▸ Requirement:
Give the number of lines in the listing that hold the word "text". Write nothing but that number.

▸ Exercise materials:
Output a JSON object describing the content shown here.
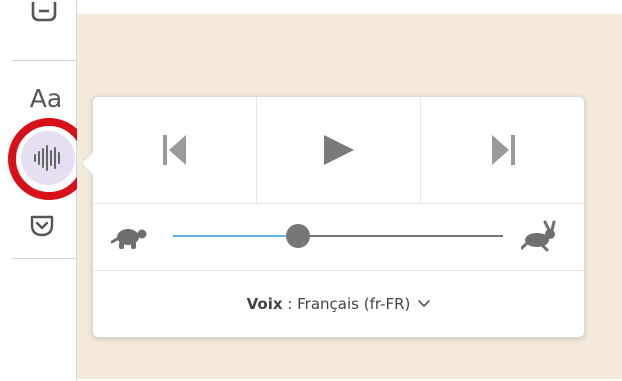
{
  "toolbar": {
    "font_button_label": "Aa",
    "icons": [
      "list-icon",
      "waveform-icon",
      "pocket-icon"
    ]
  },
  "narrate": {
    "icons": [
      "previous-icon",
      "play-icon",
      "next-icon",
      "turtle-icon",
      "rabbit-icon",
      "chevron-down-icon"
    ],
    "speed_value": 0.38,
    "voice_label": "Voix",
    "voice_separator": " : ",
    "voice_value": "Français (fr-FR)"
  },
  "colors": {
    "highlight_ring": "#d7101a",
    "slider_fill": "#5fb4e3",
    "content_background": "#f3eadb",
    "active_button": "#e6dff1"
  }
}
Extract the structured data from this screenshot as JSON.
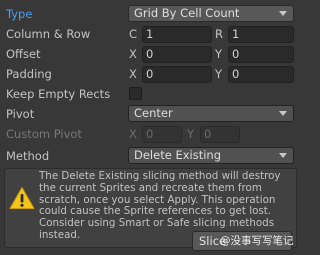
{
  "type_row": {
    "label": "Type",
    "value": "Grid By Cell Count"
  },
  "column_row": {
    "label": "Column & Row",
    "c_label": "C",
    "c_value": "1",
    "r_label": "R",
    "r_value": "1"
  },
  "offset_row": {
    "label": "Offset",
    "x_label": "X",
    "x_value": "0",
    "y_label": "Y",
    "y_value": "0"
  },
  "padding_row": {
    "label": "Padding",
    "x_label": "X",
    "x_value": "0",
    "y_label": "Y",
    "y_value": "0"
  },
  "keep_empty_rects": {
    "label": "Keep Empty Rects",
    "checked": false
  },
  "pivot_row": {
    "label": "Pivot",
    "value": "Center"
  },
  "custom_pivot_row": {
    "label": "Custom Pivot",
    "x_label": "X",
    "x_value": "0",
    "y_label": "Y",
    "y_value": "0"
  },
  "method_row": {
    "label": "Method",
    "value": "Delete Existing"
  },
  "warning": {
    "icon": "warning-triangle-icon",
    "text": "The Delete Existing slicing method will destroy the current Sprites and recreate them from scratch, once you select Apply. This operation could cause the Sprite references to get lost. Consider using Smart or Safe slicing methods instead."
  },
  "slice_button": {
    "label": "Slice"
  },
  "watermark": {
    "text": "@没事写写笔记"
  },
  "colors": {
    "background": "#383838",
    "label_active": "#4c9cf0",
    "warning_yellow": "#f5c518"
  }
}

▸ Expected answer:
2